### WHAT YOU SHOULD DO
Comb the records below for the string "мероприятий" and copy each line where it turns up.

### SUPPLIED MATERIAL
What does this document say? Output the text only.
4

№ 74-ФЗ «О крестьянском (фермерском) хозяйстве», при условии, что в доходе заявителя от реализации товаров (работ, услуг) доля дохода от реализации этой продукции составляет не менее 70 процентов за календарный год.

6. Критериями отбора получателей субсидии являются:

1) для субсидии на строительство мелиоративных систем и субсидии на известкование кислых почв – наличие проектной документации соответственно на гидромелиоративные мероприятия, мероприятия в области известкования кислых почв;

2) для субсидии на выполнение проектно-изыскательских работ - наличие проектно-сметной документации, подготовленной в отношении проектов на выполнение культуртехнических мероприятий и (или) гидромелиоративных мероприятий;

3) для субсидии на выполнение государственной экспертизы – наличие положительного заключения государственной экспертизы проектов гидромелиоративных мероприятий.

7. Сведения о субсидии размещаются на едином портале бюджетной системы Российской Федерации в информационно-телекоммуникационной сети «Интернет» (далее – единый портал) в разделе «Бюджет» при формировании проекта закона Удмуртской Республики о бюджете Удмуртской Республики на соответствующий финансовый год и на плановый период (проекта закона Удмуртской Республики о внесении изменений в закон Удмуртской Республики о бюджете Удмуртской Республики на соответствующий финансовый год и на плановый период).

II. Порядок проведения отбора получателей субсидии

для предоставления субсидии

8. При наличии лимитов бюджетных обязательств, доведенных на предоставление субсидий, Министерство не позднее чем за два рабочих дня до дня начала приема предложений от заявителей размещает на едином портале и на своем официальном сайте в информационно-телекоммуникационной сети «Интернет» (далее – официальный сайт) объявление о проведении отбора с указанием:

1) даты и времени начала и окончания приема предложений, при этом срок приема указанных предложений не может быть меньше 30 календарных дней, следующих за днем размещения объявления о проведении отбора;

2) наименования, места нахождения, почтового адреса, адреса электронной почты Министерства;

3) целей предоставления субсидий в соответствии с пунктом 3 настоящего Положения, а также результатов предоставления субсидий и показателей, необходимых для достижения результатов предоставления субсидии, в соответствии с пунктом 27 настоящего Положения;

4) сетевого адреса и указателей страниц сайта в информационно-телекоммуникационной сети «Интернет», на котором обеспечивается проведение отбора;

### ANSWER BELOW
2) для субсидии на выполнение проектно-изыскательских работ - наличие проектно-сметной документации, подготовленной в отношении проектов на выполнение культуртехнических мероприятий и (или) гидромелиоративных мероприятий;
3) для субсидии на выполнение государственной экспертизы – наличие положительного заключения государственной экспертизы проектов гидромелиоративных мероприятий.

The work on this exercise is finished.